** EXERCISE INSTRUCTIONS **
Write the entries below out again exactly; any picture in them stays out.

[Data records]
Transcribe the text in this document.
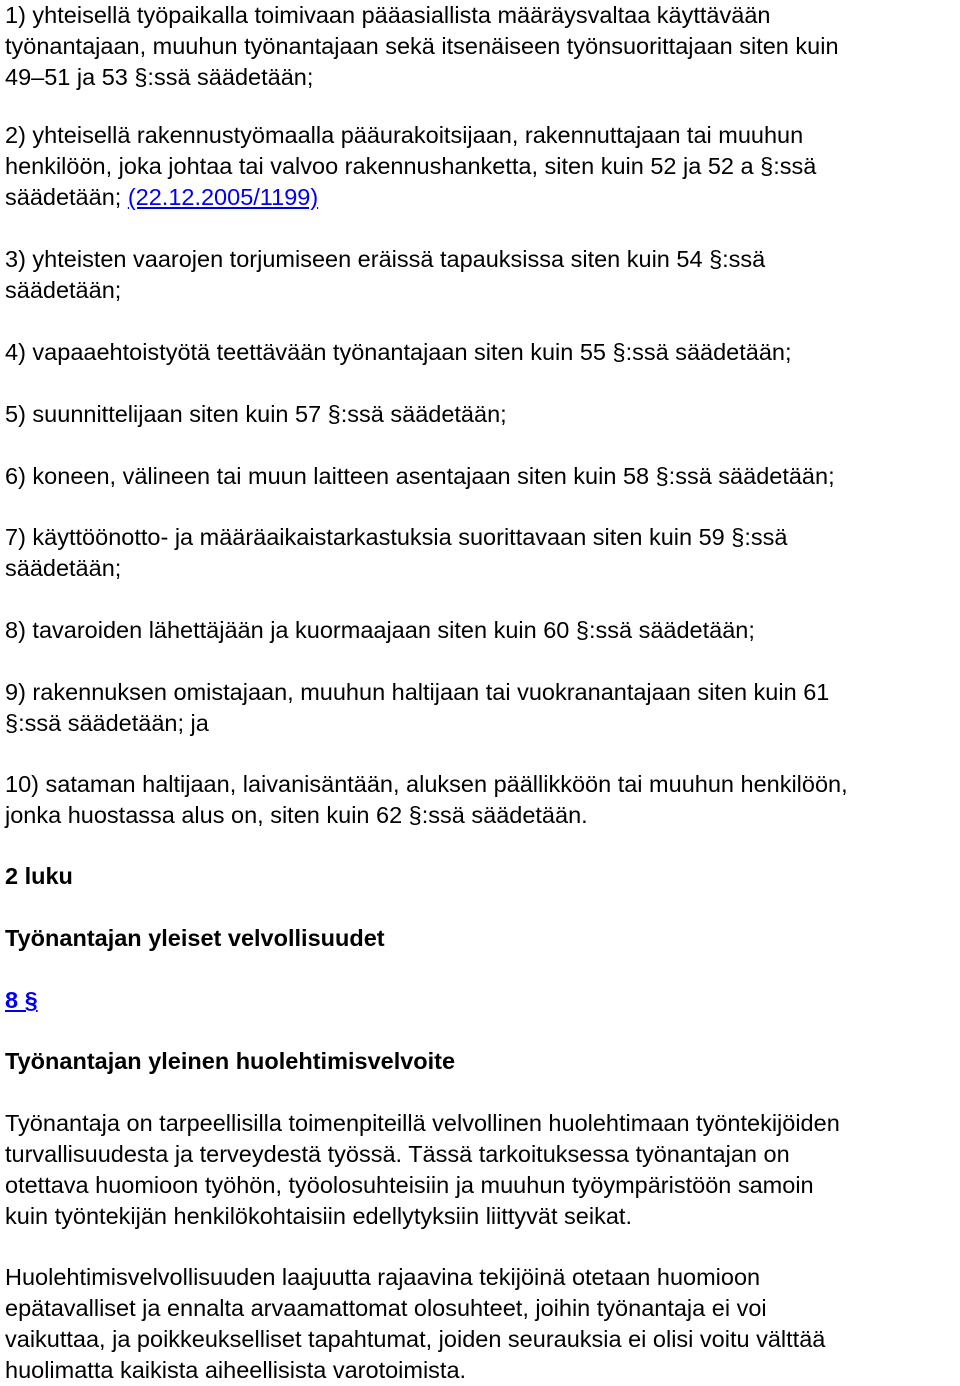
1) yhteisellä työpaikalla toimivaan pääasiallista määräysvaltaa käyttävään
työnantajaan, muuhun työnantajaan sekä itsenäiseen työnsuorittajaan siten kuin
49–51 ja 53 §:ssä säädetään;
2) yhteisellä rakennustyömaalla pääurakoitsijaan, rakennuttajaan tai muuhun
henkilöön, joka johtaa tai valvoo rakennushanketta, siten kuin 52 ja 52 a §:ssä
säädetään; (22.12.2005/1199)
3) yhteisten vaarojen torjumiseen eräissä tapauksissa siten kuin 54 §:ssä
säädetään;
4) vapaaehtoistyötä teettävään työnantajaan siten kuin 55 §:ssä säädetään;
5) suunnittelijaan siten kuin 57 §:ssä säädetään;
6) koneen, välineen tai muun laitteen asentajaan siten kuin 58 §:ssä säädetään;
7) käyttöönotto- ja määräaikaistarkastuksia suorittavaan siten kuin 59 §:ssä
säädetään;
8) tavaroiden lähettäjään ja kuormaajaan siten kuin 60 §:ssä säädetään;
9) rakennuksen omistajaan, muuhun haltijaan tai vuokranantajaan siten kuin 61
§:ssä säädetään; ja
10) sataman haltijaan, laivanisäntään, aluksen päällikköön tai muuhun henkilöön,
jonka huostassa alus on, siten kuin 62 §:ssä säädetään.
2 luku
Työnantajan yleiset velvollisuudet
8 §
Työnantajan yleinen huolehtimisvelvoite
Työnantaja on tarpeellisilla toimenpiteillä velvollinen huolehtimaan työntekijöiden
turvallisuudesta ja terveydestä työssä. Tässä tarkoituksessa työnantajan on
otettava huomioon työhön, työolosuhteisiin ja muuhun työympäristöön samoin
kuin työntekijän henkilökohtaisiin edellytyksiin liittyvät seikat.
Huolehtimisvelvollisuuden laajuutta rajaavina tekijöinä otetaan huomioon
epätavalliset ja ennalta arvaamattomat olosuhteet, joihin työnantaja ei voi
vaikuttaa, ja poikkeukselliset tapahtumat, joiden seurauksia ei olisi voitu välttää
huolimatta kaikista aiheellisista varotoimista.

** TASK SOLUTION **
Transcribe the text in this document.
1) yhteisellä työpaikalla toimivaan pääasiallista määräysvaltaa käyttävään
työnantajaan, muuhun työnantajaan sekä itsenäiseen työnsuorittajaan siten kuin
49–51 ja 53 §:ssä säädetään;
2) yhteisellä rakennustyömaalla pääurakoitsijaan, rakennuttajaan tai muuhun
henkilöön, joka johtaa tai valvoo rakennushanketta, siten kuin 52 ja 52 a §:ssä
säädetään; (22.12.2005/1199)
3) yhteisten vaarojen torjumiseen eräissä tapauksissa siten kuin 54 §:ssä
säädetään;
4) vapaaehtoistyötä teettävään työnantajaan siten kuin 55 §:ssä säädetään;
5) suunnittelijaan siten kuin 57 §:ssä säädetään;
6) koneen, välineen tai muun laitteen asentajaan siten kuin 58 §:ssä säädetään;
7) käyttöönotto- ja määräaikaistarkastuksia suorittavaan siten kuin 59 §:ssä
säädetään;
8) tavaroiden lähettäjään ja kuormaajaan siten kuin 60 §:ssä säädetään;
9) rakennuksen omistajaan, muuhun haltijaan tai vuokranantajaan siten kuin 61
§:ssä säädetään; ja
10) sataman haltijaan, laivanisäntään, aluksen päällikköön tai muuhun henkilöön,
jonka huostassa alus on, siten kuin 62 §:ssä säädetään.
2 luku
Työnantajan yleiset velvollisuudet
8 §
Työnantajan yleinen huolehtimisvelvoite
Työnantaja on tarpeellisilla toimenpiteillä velvollinen huolehtimaan työntekijöiden
turvallisuudesta ja terveydestä työssä. Tässä tarkoituksessa työnantajan on
otettava huomioon työhön, työolosuhteisiin ja muuhun työympäristöön samoin
kuin työntekijän henkilökohtaisiin edellytyksiin liittyvät seikat.
Huolehtimisvelvollisuuden laajuutta rajaavina tekijöinä otetaan huomioon
epätavalliset ja ennalta arvaamattomat olosuhteet, joihin työnantaja ei voi
vaikuttaa, ja poikkeukselliset tapahtumat, joiden seurauksia ei olisi voitu välttää
huolimatta kaikista aiheellisista varotoimista.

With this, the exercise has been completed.